MATERIAL FOR THIS EXERCISE:
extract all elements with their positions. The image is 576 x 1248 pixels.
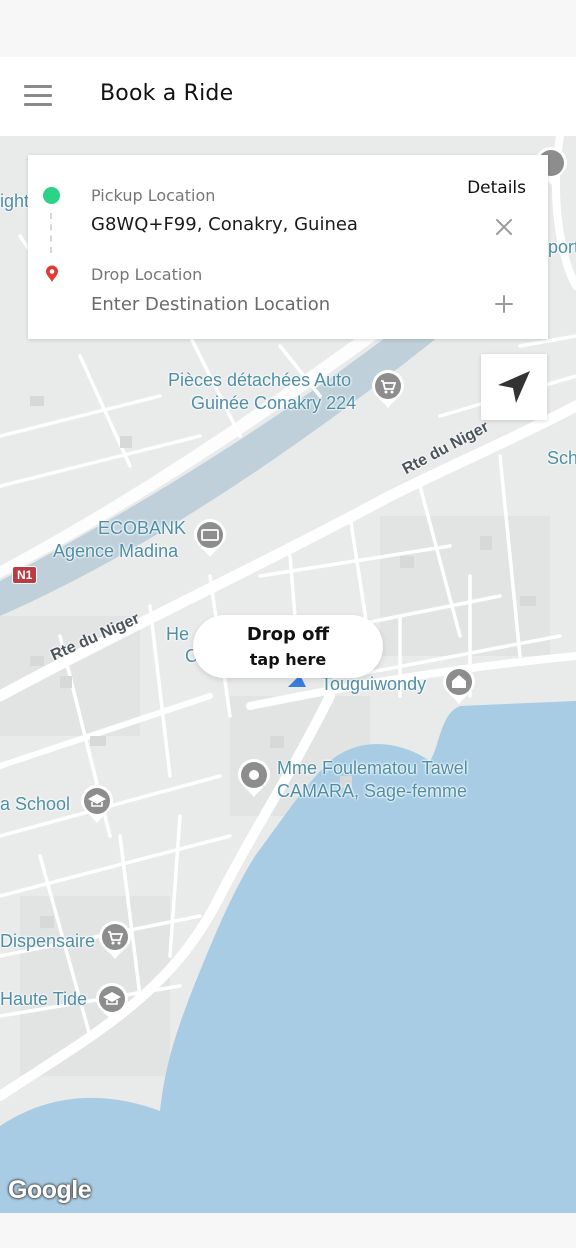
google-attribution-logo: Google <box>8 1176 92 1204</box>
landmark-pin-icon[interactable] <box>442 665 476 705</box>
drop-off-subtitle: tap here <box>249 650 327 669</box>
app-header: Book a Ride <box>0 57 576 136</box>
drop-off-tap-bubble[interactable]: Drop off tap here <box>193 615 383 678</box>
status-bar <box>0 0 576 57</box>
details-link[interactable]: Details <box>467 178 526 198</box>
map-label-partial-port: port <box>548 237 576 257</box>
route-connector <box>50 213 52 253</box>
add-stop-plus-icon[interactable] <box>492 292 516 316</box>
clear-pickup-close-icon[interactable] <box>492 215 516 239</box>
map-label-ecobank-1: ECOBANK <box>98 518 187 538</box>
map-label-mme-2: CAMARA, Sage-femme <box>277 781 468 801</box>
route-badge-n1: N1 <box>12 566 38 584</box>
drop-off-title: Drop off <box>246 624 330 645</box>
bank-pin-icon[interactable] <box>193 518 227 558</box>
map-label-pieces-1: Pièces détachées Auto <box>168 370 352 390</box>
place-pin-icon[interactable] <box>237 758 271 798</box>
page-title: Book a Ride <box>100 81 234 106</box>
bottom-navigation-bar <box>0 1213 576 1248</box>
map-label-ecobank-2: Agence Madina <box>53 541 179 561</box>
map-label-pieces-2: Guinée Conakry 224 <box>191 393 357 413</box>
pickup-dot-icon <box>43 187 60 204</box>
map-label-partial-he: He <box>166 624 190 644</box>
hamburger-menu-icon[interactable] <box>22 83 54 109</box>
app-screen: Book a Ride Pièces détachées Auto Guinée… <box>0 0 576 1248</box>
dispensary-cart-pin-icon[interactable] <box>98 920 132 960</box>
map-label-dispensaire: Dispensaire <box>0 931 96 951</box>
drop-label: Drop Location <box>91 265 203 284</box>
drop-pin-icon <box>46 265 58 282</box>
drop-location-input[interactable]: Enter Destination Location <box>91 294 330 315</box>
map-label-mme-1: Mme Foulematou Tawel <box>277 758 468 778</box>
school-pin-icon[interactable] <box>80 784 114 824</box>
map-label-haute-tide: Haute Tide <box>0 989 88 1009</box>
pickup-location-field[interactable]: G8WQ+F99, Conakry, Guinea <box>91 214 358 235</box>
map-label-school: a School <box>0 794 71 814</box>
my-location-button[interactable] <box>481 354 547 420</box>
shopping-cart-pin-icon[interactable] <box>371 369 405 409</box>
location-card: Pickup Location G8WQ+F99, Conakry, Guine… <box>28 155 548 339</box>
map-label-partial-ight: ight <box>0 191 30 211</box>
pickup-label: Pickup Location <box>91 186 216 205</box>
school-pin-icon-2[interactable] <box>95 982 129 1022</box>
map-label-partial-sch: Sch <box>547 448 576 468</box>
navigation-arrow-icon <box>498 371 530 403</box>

STATED GOAL: Retype every line of the entry above word for word, leaving out the picture.

TASK OUTPUT:
extract all elements with their positions. The image is 576 x 1248 pixels.
google-attribution-logo: Google <box>8 1176 92 1204</box>
landmark-pin-icon[interactable] <box>442 665 476 705</box>
drop-off-subtitle: tap here <box>249 650 327 669</box>
app-header: Book a Ride <box>0 57 576 136</box>
drop-off-tap-bubble[interactable]: Drop off tap here <box>193 615 383 678</box>
status-bar <box>0 0 576 57</box>
details-link[interactable]: Details <box>467 178 526 198</box>
map-label-partial-port: port <box>548 237 576 257</box>
route-connector <box>50 213 52 253</box>
add-stop-plus-icon[interactable] <box>492 292 516 316</box>
clear-pickup-close-icon[interactable] <box>492 215 516 239</box>
map-label-ecobank-1: ECOBANK <box>98 518 187 538</box>
map-label-mme-2: CAMARA, Sage-femme <box>277 781 468 801</box>
route-badge-n1: N1 <box>12 566 38 584</box>
drop-off-title: Drop off <box>246 624 330 645</box>
bank-pin-icon[interactable] <box>193 518 227 558</box>
map-label-pieces-1: Pièces détachées Auto <box>168 370 352 390</box>
place-pin-icon[interactable] <box>237 758 271 798</box>
page-title: Book a Ride <box>100 81 234 106</box>
bottom-navigation-bar <box>0 1213 576 1248</box>
map-label-ecobank-2: Agence Madina <box>53 541 179 561</box>
map-label-pieces-2: Guinée Conakry 224 <box>191 393 357 413</box>
pickup-dot-icon <box>43 187 60 204</box>
map-label-partial-he: He <box>166 624 190 644</box>
hamburger-menu-icon[interactable] <box>22 83 54 109</box>
app-screen: Book a Ride Pièces détachées Auto Guinée… <box>0 0 576 1248</box>
dispensary-cart-pin-icon[interactable] <box>98 920 132 960</box>
map-label-dispensaire: Dispensaire <box>0 931 96 951</box>
drop-label: Drop Location <box>91 265 203 284</box>
drop-pin-icon <box>46 265 58 282</box>
drop-location-input[interactable]: Enter Destination Location <box>91 294 330 315</box>
map-label-mme-1: Mme Foulematou Tawel <box>277 758 468 778</box>
school-pin-icon[interactable] <box>80 784 114 824</box>
map-label-haute-tide: Haute Tide <box>0 989 88 1009</box>
pickup-location-field[interactable]: G8WQ+F99, Conakry, Guinea <box>91 214 358 235</box>
map-label-school: a School <box>0 794 71 814</box>
my-location-button[interactable] <box>481 354 547 420</box>
shopping-cart-pin-icon[interactable] <box>371 369 405 409</box>
location-card: Pickup Location G8WQ+F99, Conakry, Guine… <box>28 155 548 339</box>
map-label-partial-ight: ight <box>0 191 30 211</box>
pickup-label: Pickup Location <box>91 186 216 205</box>
school-pin-icon-2[interactable] <box>95 982 129 1022</box>
map-label-partial-sch: Sch <box>547 448 576 468</box>
navigation-arrow-icon <box>498 371 530 403</box>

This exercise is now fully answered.